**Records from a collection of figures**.
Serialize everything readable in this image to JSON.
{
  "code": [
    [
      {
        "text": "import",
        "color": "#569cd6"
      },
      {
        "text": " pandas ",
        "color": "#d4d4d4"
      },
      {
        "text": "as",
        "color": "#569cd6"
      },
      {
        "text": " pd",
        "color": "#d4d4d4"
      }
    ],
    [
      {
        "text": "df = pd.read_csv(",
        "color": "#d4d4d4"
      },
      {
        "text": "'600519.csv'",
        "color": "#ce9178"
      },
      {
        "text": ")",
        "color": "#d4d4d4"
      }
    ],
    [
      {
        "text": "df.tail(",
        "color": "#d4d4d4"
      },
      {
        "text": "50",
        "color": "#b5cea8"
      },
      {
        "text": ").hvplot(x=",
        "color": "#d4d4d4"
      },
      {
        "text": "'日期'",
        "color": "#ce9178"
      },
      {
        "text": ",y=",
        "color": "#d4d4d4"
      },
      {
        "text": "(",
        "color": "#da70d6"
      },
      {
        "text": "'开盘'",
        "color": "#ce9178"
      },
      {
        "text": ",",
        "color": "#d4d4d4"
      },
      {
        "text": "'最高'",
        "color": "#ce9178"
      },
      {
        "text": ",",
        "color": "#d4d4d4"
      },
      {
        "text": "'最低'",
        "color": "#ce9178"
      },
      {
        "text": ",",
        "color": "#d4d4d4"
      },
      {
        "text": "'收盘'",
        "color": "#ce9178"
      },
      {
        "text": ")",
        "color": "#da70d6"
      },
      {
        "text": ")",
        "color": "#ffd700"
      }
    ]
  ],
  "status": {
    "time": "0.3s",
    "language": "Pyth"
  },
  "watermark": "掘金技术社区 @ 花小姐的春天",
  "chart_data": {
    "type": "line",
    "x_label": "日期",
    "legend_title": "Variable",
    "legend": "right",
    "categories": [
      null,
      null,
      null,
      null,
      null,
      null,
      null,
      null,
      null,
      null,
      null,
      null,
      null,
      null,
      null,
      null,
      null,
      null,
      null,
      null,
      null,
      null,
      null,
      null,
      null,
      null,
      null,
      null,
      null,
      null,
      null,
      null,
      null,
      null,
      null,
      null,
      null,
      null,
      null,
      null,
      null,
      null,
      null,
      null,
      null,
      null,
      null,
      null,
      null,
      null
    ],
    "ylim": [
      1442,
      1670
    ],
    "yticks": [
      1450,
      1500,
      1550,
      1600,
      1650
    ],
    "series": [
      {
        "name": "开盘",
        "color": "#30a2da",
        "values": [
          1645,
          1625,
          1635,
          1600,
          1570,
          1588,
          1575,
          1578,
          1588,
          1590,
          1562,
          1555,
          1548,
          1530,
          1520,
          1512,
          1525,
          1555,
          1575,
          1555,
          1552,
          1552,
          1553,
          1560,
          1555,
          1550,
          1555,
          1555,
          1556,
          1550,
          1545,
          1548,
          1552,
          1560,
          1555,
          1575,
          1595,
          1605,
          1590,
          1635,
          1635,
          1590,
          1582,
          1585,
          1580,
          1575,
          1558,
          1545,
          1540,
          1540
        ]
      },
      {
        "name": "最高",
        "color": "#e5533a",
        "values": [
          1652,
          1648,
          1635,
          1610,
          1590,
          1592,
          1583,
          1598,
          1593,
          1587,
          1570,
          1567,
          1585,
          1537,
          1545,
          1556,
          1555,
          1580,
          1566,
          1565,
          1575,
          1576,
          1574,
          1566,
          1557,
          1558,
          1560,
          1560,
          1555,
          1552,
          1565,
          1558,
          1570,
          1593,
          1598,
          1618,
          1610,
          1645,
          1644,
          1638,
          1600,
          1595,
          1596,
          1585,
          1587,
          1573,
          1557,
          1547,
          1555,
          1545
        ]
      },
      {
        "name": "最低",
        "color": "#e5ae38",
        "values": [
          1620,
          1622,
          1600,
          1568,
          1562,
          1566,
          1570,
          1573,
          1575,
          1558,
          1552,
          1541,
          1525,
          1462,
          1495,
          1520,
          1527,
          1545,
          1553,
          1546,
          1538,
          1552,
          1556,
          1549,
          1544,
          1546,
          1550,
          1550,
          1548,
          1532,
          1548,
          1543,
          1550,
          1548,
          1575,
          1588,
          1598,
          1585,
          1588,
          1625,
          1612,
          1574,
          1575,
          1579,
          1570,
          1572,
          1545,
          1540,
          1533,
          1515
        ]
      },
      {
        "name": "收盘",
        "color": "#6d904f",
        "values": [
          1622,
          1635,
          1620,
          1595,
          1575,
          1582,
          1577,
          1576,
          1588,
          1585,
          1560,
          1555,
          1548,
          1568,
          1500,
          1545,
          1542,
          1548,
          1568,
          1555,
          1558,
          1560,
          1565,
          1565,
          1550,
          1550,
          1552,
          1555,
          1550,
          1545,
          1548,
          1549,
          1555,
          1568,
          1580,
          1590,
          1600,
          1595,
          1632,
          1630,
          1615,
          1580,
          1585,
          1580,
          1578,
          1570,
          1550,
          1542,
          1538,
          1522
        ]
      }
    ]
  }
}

**Problem**. The records above should be restated word for word, please.

**Worked solution**.
Serialize everything readable in this image to JSON.
{
  "code": [
    [
      {
        "text": "import",
        "color": "#569cd6"
      },
      {
        "text": " pandas ",
        "color": "#d4d4d4"
      },
      {
        "text": "as",
        "color": "#569cd6"
      },
      {
        "text": " pd",
        "color": "#d4d4d4"
      }
    ],
    [
      {
        "text": "df = pd.read_csv(",
        "color": "#d4d4d4"
      },
      {
        "text": "'600519.csv'",
        "color": "#ce9178"
      },
      {
        "text": ")",
        "color": "#d4d4d4"
      }
    ],
    [
      {
        "text": "df.tail(",
        "color": "#d4d4d4"
      },
      {
        "text": "50",
        "color": "#b5cea8"
      },
      {
        "text": ").hvplot(x=",
        "color": "#d4d4d4"
      },
      {
        "text": "'日期'",
        "color": "#ce9178"
      },
      {
        "text": ",y=",
        "color": "#d4d4d4"
      },
      {
        "text": "(",
        "color": "#da70d6"
      },
      {
        "text": "'开盘'",
        "color": "#ce9178"
      },
      {
        "text": ",",
        "color": "#d4d4d4"
      },
      {
        "text": "'最高'",
        "color": "#ce9178"
      },
      {
        "text": ",",
        "color": "#d4d4d4"
      },
      {
        "text": "'最低'",
        "color": "#ce9178"
      },
      {
        "text": ",",
        "color": "#d4d4d4"
      },
      {
        "text": "'收盘'",
        "color": "#ce9178"
      },
      {
        "text": ")",
        "color": "#da70d6"
      },
      {
        "text": ")",
        "color": "#ffd700"
      }
    ]
  ],
  "status": {
    "time": "0.3s",
    "language": "Pyth"
  },
  "watermark": "掘金技术社区 @ 花小姐的春天",
  "chart_data": {
    "type": "line",
    "x_label": "日期",
    "legend_title": "Variable",
    "legend": "right",
    "categories": [
      null,
      null,
      null,
      null,
      null,
      null,
      null,
      null,
      null,
      null,
      null,
      null,
      null,
      null,
      null,
      null,
      null,
      null,
      null,
      null,
      null,
      null,
      null,
      null,
      null,
      null,
      null,
      null,
      null,
      null,
      null,
      null,
      null,
      null,
      null,
      null,
      null,
      null,
      null,
      null,
      null,
      null,
      null,
      null,
      null,
      null,
      null,
      null,
      null,
      null
    ],
    "ylim": [
      1442,
      1670
    ],
    "yticks": [
      1450,
      1500,
      1550,
      1600,
      1650
    ],
    "series": [
      {
        "name": "开盘",
        "color": "#30a2da",
        "values": [
          1645,
          1625,
          1635,
          1600,
          1570,
          1588,
          1575,
          1578,
          1588,
          1590,
          1562,
          1555,
          1548,
          1530,
          1520,
          1512,
          1525,
          1555,
          1575,
          1555,
          1552,
          1552,
          1553,
          1560,
          1555,
          1550,
          1555,
          1555,
          1556,
          1550,
          1545,
          1548,
          1552,
          1560,
          1555,
          1575,
          1595,
          1605,
          1590,
          1635,
          1635,
          1590,
          1582,
          1585,
          1580,
          1575,
          1558,
          1545,
          1540,
          1540
        ]
      },
      {
        "name": "最高",
        "color": "#e5533a",
        "values": [
          1652,
          1648,
          1635,
          1610,
          1590,
          1592,
          1583,
          1598,
          1593,
          1587,
          1570,
          1567,
          1585,
          1537,
          1545,
          1556,
          1555,
          1580,
          1566,
          1565,
          1575,
          1576,
          1574,
          1566,
          1557,
          1558,
          1560,
          1560,
          1555,
          1552,
          1565,
          1558,
          1570,
          1593,
          1598,
          1618,
          1610,
          1645,
          1644,
          1638,
          1600,
          1595,
          1596,
          1585,
          1587,
          1573,
          1557,
          1547,
          1555,
          1545
        ]
      },
      {
        "name": "最低",
        "color": "#e5ae38",
        "values": [
          1620,
          1622,
          1600,
          1568,
          1562,
          1566,
          1570,
          1573,
          1575,
          1558,
          1552,
          1541,
          1525,
          1462,
          1495,
          1520,
          1527,
          1545,
          1553,
          1546,
          1538,
          1552,
          1556,
          1549,
          1544,
          1546,
          1550,
          1550,
          1548,
          1532,
          1548,
          1543,
          1550,
          1548,
          1575,
          1588,
          1598,
          1585,
          1588,
          1625,
          1612,
          1574,
          1575,
          1579,
          1570,
          1572,
          1545,
          1540,
          1533,
          1515
        ]
      },
      {
        "name": "收盘",
        "color": "#6d904f",
        "values": [
          1622,
          1635,
          1620,
          1595,
          1575,
          1582,
          1577,
          1576,
          1588,
          1585,
          1560,
          1555,
          1548,
          1568,
          1500,
          1545,
          1542,
          1548,
          1568,
          1555,
          1558,
          1560,
          1565,
          1565,
          1550,
          1550,
          1552,
          1555,
          1550,
          1545,
          1548,
          1549,
          1555,
          1568,
          1580,
          1590,
          1600,
          1595,
          1632,
          1630,
          1615,
          1580,
          1585,
          1580,
          1578,
          1570,
          1550,
          1542,
          1538,
          1522
        ]
      }
    ]
  }
}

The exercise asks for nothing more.